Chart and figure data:
● ● ● ● ●

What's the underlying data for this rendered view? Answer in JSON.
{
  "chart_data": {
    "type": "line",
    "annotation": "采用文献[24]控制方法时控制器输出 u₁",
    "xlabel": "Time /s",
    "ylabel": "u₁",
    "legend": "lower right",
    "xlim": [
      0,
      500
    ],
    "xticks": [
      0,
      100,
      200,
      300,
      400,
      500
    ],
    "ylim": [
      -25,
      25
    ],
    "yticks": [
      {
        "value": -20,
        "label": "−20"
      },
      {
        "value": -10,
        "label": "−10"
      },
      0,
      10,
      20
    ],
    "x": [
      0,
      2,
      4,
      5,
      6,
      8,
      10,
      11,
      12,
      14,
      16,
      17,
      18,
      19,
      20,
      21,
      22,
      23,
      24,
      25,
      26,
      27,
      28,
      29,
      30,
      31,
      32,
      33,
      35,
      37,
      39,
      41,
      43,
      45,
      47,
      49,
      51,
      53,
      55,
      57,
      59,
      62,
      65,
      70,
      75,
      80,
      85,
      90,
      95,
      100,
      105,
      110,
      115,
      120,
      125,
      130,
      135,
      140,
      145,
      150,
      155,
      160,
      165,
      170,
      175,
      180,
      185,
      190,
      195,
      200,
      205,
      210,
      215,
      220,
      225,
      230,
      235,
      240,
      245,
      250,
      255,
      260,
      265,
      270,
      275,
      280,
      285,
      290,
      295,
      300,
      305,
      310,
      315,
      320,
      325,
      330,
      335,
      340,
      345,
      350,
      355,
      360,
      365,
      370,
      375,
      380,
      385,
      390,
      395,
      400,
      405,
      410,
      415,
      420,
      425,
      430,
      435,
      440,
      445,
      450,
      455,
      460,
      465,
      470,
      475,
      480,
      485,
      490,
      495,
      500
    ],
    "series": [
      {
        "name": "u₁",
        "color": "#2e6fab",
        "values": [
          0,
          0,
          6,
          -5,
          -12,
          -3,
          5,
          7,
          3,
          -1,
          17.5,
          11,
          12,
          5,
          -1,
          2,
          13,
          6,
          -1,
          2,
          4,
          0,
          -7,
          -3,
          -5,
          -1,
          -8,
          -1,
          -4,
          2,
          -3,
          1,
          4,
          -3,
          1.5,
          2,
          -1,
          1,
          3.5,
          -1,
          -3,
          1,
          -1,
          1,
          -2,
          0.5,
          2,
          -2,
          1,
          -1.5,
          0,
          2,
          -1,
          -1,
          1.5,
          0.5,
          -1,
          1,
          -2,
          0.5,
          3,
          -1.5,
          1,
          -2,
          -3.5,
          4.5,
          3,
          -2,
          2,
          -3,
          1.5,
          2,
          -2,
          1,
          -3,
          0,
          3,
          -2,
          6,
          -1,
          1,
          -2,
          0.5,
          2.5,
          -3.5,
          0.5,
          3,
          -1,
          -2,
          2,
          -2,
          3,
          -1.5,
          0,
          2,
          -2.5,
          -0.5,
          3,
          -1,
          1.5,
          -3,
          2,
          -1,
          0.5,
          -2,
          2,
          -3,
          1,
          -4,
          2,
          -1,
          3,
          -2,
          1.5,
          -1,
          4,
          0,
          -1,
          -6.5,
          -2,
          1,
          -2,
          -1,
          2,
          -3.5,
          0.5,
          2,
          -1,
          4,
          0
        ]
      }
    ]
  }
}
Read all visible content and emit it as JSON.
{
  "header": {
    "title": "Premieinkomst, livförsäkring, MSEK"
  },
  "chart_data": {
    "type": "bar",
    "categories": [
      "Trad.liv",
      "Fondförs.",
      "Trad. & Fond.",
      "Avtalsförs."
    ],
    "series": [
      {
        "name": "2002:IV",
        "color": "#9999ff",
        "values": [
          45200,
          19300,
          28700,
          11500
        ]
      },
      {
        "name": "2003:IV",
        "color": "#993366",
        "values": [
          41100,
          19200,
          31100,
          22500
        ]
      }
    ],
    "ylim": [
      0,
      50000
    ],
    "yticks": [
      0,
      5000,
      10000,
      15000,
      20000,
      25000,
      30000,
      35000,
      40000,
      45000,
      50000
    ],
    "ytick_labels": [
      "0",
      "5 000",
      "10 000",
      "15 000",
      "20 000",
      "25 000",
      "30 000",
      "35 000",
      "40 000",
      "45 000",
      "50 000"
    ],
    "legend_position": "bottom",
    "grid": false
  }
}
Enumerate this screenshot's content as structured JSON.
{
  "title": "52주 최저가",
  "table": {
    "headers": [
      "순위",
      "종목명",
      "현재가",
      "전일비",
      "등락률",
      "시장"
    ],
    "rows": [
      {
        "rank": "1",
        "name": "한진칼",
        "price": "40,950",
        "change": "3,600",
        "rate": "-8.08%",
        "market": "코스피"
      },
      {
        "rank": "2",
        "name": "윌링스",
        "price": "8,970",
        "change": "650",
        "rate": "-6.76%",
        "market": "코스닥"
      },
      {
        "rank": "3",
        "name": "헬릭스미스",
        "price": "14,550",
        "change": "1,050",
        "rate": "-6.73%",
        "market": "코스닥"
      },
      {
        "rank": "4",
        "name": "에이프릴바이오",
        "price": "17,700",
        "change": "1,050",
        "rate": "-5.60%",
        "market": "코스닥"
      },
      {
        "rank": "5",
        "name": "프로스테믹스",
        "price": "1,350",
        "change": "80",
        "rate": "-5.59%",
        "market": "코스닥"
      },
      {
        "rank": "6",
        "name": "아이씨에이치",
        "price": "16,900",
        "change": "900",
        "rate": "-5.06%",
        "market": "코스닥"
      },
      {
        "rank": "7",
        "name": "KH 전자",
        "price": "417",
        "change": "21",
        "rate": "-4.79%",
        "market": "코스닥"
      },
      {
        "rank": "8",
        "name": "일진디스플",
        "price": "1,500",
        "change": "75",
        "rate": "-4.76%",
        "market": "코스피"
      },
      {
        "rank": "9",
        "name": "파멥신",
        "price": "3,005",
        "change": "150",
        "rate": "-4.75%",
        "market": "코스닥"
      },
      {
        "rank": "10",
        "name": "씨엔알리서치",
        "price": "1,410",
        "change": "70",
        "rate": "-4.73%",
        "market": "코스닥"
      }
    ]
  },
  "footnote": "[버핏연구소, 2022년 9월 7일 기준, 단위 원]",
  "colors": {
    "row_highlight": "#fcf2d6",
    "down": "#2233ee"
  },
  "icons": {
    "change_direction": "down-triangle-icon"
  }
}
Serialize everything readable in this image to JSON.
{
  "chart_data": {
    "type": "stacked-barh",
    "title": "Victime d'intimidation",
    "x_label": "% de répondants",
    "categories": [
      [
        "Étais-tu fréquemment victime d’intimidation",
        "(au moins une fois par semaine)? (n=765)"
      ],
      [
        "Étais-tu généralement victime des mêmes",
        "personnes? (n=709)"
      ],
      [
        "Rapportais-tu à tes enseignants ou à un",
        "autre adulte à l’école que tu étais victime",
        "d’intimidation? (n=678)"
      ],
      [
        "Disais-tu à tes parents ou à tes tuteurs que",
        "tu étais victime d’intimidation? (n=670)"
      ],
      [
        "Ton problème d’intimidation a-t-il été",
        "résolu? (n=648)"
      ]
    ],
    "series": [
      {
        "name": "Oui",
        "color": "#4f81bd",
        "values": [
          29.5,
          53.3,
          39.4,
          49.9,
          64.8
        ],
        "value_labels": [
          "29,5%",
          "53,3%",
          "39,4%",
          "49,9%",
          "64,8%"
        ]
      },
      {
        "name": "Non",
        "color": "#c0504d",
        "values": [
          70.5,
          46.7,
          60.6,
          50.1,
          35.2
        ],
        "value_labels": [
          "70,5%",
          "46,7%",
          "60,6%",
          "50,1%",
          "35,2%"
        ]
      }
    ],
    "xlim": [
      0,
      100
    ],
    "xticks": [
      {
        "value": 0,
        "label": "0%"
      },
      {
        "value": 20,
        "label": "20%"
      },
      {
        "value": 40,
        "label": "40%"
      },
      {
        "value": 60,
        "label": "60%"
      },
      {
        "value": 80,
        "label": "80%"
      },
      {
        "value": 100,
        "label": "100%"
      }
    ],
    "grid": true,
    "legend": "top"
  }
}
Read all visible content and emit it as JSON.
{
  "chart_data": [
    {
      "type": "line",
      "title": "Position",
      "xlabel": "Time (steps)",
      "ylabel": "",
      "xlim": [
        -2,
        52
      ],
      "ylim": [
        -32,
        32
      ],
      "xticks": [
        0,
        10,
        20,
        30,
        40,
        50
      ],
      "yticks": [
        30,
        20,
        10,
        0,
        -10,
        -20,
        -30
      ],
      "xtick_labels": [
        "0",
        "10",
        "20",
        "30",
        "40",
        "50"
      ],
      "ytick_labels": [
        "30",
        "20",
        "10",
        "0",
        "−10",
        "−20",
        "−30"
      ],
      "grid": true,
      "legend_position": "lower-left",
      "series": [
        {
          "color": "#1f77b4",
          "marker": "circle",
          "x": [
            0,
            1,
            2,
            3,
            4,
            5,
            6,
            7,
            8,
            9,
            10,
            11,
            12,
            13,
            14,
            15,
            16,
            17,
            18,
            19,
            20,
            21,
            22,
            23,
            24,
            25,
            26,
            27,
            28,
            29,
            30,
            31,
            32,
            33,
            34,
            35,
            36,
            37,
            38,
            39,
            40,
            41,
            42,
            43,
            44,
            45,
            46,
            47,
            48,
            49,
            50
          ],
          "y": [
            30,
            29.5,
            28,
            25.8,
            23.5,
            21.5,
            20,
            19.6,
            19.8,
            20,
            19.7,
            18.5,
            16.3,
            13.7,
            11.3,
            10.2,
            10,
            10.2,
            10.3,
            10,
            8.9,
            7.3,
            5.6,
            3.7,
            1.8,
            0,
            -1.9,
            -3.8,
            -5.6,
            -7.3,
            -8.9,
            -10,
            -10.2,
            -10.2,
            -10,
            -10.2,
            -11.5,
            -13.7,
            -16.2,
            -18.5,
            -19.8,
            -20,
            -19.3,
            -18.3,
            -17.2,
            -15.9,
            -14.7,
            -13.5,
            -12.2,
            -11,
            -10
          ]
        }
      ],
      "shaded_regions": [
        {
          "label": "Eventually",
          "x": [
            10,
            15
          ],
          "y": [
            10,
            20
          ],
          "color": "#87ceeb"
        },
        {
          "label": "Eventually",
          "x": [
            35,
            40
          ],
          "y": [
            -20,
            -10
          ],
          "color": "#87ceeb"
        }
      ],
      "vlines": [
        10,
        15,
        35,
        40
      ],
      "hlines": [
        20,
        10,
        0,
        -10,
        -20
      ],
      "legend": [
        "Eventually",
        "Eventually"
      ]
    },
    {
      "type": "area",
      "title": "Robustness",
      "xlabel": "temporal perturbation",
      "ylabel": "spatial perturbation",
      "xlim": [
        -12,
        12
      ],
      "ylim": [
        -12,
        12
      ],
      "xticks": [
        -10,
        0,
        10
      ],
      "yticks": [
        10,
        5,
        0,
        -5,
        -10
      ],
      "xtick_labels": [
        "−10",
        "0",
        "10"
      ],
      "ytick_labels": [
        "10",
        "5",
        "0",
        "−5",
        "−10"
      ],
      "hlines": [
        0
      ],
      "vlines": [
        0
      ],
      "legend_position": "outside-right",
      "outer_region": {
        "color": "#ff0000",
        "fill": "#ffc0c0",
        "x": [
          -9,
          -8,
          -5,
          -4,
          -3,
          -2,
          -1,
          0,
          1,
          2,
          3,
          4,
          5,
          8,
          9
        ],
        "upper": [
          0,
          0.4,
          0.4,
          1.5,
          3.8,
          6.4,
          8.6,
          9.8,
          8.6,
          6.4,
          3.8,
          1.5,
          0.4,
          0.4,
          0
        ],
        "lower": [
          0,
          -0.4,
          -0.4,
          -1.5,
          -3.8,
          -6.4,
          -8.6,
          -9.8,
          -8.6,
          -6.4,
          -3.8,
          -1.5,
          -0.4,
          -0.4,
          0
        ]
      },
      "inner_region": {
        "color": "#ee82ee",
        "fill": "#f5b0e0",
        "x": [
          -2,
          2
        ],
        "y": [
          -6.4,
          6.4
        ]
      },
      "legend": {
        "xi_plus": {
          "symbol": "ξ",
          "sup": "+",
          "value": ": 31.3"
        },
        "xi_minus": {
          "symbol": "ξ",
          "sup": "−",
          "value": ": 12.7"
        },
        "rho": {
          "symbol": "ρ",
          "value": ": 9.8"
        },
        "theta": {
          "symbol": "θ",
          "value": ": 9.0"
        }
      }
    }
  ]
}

● ● ● ● ●

* Aim of the exercise: Find the lines above holding the word "price" and show them.

* Completed exercise:
        "price": "40,950",
        "price": "8,970",
        "price": "14,550",
        "price": "17,700",
        "price": "1,350",
        "price": "16,900",
        "price": "417",
        "price": "1,500",
        "price": "3,005",
        "price": "1,410",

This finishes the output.